Output the records. Match them exactly.

-------- ENTRIES SUPPLIED --------

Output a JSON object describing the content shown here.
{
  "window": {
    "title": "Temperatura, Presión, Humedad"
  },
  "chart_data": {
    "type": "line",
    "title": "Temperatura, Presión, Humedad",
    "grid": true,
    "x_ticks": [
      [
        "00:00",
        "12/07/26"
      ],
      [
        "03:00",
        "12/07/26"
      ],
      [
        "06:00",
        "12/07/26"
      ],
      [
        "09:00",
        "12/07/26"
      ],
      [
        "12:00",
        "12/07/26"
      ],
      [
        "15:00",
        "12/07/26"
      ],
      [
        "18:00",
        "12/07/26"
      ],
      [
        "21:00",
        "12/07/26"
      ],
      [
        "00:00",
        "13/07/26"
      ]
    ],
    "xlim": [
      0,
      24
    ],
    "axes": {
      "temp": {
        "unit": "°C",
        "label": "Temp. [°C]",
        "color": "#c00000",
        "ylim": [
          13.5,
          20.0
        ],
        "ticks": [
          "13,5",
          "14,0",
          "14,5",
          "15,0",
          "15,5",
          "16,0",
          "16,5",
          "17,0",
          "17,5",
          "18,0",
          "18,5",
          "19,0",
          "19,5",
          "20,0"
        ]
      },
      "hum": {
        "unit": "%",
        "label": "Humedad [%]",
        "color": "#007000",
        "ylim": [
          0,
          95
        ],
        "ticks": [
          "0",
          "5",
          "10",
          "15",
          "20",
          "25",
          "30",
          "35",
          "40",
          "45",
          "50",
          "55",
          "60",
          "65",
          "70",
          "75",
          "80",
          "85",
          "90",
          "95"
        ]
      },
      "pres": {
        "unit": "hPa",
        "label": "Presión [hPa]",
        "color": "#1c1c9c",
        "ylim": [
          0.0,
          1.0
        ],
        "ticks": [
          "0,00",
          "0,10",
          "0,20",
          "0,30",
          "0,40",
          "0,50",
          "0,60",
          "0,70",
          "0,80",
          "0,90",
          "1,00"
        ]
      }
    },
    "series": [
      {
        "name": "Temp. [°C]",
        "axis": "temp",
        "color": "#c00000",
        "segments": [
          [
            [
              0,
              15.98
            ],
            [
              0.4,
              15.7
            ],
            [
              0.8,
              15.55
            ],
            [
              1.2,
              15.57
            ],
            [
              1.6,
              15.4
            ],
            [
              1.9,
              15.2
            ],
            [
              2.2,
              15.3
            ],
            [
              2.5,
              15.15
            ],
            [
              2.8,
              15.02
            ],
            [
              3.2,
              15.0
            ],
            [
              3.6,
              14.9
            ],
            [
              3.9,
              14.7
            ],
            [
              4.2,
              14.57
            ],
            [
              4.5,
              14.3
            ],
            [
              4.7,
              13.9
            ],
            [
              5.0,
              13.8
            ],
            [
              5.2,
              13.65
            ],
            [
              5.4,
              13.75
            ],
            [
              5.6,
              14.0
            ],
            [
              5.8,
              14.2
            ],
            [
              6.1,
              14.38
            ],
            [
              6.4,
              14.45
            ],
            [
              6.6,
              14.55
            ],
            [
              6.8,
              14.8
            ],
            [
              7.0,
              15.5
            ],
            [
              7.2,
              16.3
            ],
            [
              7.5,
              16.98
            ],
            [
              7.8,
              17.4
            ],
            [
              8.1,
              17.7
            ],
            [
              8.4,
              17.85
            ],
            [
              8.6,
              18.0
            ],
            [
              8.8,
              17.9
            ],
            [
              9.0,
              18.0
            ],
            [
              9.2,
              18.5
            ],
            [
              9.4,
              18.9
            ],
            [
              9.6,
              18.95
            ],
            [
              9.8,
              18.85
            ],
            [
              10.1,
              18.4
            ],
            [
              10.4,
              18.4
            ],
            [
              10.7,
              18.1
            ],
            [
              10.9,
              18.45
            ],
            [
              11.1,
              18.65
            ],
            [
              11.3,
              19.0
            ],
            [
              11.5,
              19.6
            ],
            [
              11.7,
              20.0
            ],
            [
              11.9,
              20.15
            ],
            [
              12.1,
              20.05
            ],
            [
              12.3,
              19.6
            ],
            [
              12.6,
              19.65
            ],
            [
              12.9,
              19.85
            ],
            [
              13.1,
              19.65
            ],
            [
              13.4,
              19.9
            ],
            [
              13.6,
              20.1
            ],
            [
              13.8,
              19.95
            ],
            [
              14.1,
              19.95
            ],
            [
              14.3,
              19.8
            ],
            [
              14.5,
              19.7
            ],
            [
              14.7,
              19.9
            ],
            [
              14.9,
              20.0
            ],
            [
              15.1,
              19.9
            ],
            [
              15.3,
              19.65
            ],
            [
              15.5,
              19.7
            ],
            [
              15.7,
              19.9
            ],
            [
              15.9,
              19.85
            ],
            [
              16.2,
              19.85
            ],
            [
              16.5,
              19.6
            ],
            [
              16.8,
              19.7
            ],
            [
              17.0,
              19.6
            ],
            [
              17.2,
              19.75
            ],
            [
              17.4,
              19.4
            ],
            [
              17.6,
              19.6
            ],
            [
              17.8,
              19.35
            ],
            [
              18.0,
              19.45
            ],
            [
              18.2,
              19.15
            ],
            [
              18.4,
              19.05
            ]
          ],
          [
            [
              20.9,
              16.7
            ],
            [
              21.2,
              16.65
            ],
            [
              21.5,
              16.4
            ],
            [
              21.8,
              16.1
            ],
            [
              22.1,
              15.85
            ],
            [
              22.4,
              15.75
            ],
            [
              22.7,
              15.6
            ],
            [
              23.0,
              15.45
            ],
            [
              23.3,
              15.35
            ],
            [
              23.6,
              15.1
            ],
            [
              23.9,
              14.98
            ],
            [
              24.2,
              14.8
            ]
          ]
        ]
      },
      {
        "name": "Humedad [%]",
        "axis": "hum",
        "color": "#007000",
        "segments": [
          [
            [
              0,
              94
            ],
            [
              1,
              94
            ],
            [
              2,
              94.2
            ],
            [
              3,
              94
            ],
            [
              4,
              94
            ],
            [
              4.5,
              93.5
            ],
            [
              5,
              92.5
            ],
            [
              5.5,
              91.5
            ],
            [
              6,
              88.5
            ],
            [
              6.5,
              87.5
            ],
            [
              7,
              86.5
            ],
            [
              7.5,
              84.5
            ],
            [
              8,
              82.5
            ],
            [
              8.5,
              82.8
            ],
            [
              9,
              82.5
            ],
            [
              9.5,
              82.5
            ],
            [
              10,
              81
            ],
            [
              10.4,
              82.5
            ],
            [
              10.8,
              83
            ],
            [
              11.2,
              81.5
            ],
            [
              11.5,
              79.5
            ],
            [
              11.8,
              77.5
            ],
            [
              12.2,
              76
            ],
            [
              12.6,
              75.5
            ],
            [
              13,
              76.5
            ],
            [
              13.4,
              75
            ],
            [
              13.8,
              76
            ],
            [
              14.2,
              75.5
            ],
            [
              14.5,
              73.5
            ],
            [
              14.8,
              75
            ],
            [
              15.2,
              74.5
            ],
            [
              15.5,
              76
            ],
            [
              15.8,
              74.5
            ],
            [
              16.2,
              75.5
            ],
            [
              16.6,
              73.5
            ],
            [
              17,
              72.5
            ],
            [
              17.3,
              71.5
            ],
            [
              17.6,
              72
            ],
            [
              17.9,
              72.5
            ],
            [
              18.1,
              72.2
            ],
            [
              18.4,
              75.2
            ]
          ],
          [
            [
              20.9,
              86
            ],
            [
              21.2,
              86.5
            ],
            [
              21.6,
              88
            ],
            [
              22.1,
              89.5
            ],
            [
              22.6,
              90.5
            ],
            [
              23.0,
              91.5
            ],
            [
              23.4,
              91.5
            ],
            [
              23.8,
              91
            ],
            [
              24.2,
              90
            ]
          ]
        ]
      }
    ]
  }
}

--------

* _TASK RESPONSE_
Output a JSON object describing the content shown here.
{
  "window": {
    "title": "Temperatura, Presión, Humedad"
  },
  "chart_data": {
    "type": "line",
    "title": "Temperatura, Presión, Humedad",
    "grid": true,
    "x_ticks": [
      [
        "00:00",
        "12/07/26"
      ],
      [
        "03:00",
        "12/07/26"
      ],
      [
        "06:00",
        "12/07/26"
      ],
      [
        "09:00",
        "12/07/26"
      ],
      [
        "12:00",
        "12/07/26"
      ],
      [
        "15:00",
        "12/07/26"
      ],
      [
        "18:00",
        "12/07/26"
      ],
      [
        "21:00",
        "12/07/26"
      ],
      [
        "00:00",
        "13/07/26"
      ]
    ],
    "xlim": [
      0,
      24
    ],
    "axes": {
      "temp": {
        "unit": "°C",
        "label": "Temp. [°C]",
        "color": "#c00000",
        "ylim": [
          13.5,
          20.0
        ],
        "ticks": [
          "13,5",
          "14,0",
          "14,5",
          "15,0",
          "15,5",
          "16,0",
          "16,5",
          "17,0",
          "17,5",
          "18,0",
          "18,5",
          "19,0",
          "19,5",
          "20,0"
        ]
      },
      "hum": {
        "unit": "%",
        "label": "Humedad [%]",
        "color": "#007000",
        "ylim": [
          0,
          95
        ],
        "ticks": [
          "0",
          "5",
          "10",
          "15",
          "20",
          "25",
          "30",
          "35",
          "40",
          "45",
          "50",
          "55",
          "60",
          "65",
          "70",
          "75",
          "80",
          "85",
          "90",
          "95"
        ]
      },
      "pres": {
        "unit": "hPa",
        "label": "Presión [hPa]",
        "color": "#1c1c9c",
        "ylim": [
          0.0,
          1.0
        ],
        "ticks": [
          "0,00",
          "0,10",
          "0,20",
          "0,30",
          "0,40",
          "0,50",
          "0,60",
          "0,70",
          "0,80",
          "0,90",
          "1,00"
        ]
      }
    },
    "series": [
      {
        "name": "Temp. [°C]",
        "axis": "temp",
        "color": "#c00000",
        "segments": [
          [
            [
              0,
              15.98
            ],
            [
              0.4,
              15.7
            ],
            [
              0.8,
              15.55
            ],
            [
              1.2,
              15.57
            ],
            [
              1.6,
              15.4
            ],
            [
              1.9,
              15.2
            ],
            [
              2.2,
              15.3
            ],
            [
              2.5,
              15.15
            ],
            [
              2.8,
              15.02
            ],
            [
              3.2,
              15.0
            ],
            [
              3.6,
              14.9
            ],
            [
              3.9,
              14.7
            ],
            [
              4.2,
              14.57
            ],
            [
              4.5,
              14.3
            ],
            [
              4.7,
              13.9
            ],
            [
              5.0,
              13.8
            ],
            [
              5.2,
              13.65
            ],
            [
              5.4,
              13.75
            ],
            [
              5.6,
              14.0
            ],
            [
              5.8,
              14.2
            ],
            [
              6.1,
              14.38
            ],
            [
              6.4,
              14.45
            ],
            [
              6.6,
              14.55
            ],
            [
              6.8,
              14.8
            ],
            [
              7.0,
              15.5
            ],
            [
              7.2,
              16.3
            ],
            [
              7.5,
              16.98
            ],
            [
              7.8,
              17.4
            ],
            [
              8.1,
              17.7
            ],
            [
              8.4,
              17.85
            ],
            [
              8.6,
              18.0
            ],
            [
              8.8,
              17.9
            ],
            [
              9.0,
              18.0
            ],
            [
              9.2,
              18.5
            ],
            [
              9.4,
              18.9
            ],
            [
              9.6,
              18.95
            ],
            [
              9.8,
              18.85
            ],
            [
              10.1,
              18.4
            ],
            [
              10.4,
              18.4
            ],
            [
              10.7,
              18.1
            ],
            [
              10.9,
              18.45
            ],
            [
              11.1,
              18.65
            ],
            [
              11.3,
              19.0
            ],
            [
              11.5,
              19.6
            ],
            [
              11.7,
              20.0
            ],
            [
              11.9,
              20.15
            ],
            [
              12.1,
              20.05
            ],
            [
              12.3,
              19.6
            ],
            [
              12.6,
              19.65
            ],
            [
              12.9,
              19.85
            ],
            [
              13.1,
              19.65
            ],
            [
              13.4,
              19.9
            ],
            [
              13.6,
              20.1
            ],
            [
              13.8,
              19.95
            ],
            [
              14.1,
              19.95
            ],
            [
              14.3,
              19.8
            ],
            [
              14.5,
              19.7
            ],
            [
              14.7,
              19.9
            ],
            [
              14.9,
              20.0
            ],
            [
              15.1,
              19.9
            ],
            [
              15.3,
              19.65
            ],
            [
              15.5,
              19.7
            ],
            [
              15.7,
              19.9
            ],
            [
              15.9,
              19.85
            ],
            [
              16.2,
              19.85
            ],
            [
              16.5,
              19.6
            ],
            [
              16.8,
              19.7
            ],
            [
              17.0,
              19.6
            ],
            [
              17.2,
              19.75
            ],
            [
              17.4,
              19.4
            ],
            [
              17.6,
              19.6
            ],
            [
              17.8,
              19.35
            ],
            [
              18.0,
              19.45
            ],
            [
              18.2,
              19.15
            ],
            [
              18.4,
              19.05
            ]
          ],
          [
            [
              20.9,
              16.7
            ],
            [
              21.2,
              16.65
            ],
            [
              21.5,
              16.4
            ],
            [
              21.8,
              16.1
            ],
            [
              22.1,
              15.85
            ],
            [
              22.4,
              15.75
            ],
            [
              22.7,
              15.6
            ],
            [
              23.0,
              15.45
            ],
            [
              23.3,
              15.35
            ],
            [
              23.6,
              15.1
            ],
            [
              23.9,
              14.98
            ],
            [
              24.2,
              14.8
            ]
          ]
        ]
      },
      {
        "name": "Humedad [%]",
        "axis": "hum",
        "color": "#007000",
        "segments": [
          [
            [
              0,
              94
            ],
            [
              1,
              94
            ],
            [
              2,
              94.2
            ],
            [
              3,
              94
            ],
            [
              4,
              94
            ],
            [
              4.5,
              93.5
            ],
            [
              5,
              92.5
            ],
            [
              5.5,
              91.5
            ],
            [
              6,
              88.5
            ],
            [
              6.5,
              87.5
            ],
            [
              7,
              86.5
            ],
            [
              7.5,
              84.5
            ],
            [
              8,
              82.5
            ],
            [
              8.5,
              82.8
            ],
            [
              9,
              82.5
            ],
            [
              9.5,
              82.5
            ],
            [
              10,
              81
            ],
            [
              10.4,
              82.5
            ],
            [
              10.8,
              83
            ],
            [
              11.2,
              81.5
            ],
            [
              11.5,
              79.5
            ],
            [
              11.8,
              77.5
            ],
            [
              12.2,
              76
            ],
            [
              12.6,
              75.5
            ],
            [
              13,
              76.5
            ],
            [
              13.4,
              75
            ],
            [
              13.8,
              76
            ],
            [
              14.2,
              75.5
            ],
            [
              14.5,
              73.5
            ],
            [
              14.8,
              75
            ],
            [
              15.2,
              74.5
            ],
            [
              15.5,
              76
            ],
            [
              15.8,
              74.5
            ],
            [
              16.2,
              75.5
            ],
            [
              16.6,
              73.5
            ],
            [
              17,
              72.5
            ],
            [
              17.3,
              71.5
            ],
            [
              17.6,
              72
            ],
            [
              17.9,
              72.5
            ],
            [
              18.1,
              72.2
            ],
            [
              18.4,
              75.2
            ]
          ],
          [
            [
              20.9,
              86
            ],
            [
              21.2,
              86.5
            ],
            [
              21.6,
              88
            ],
            [
              22.1,
              89.5
            ],
            [
              22.6,
              90.5
            ],
            [
              23.0,
              91.5
            ],
            [
              23.4,
              91.5
            ],
            [
              23.8,
              91
            ],
            [
              24.2,
              90
            ]
          ]
        ]
      }
    ]
  }
}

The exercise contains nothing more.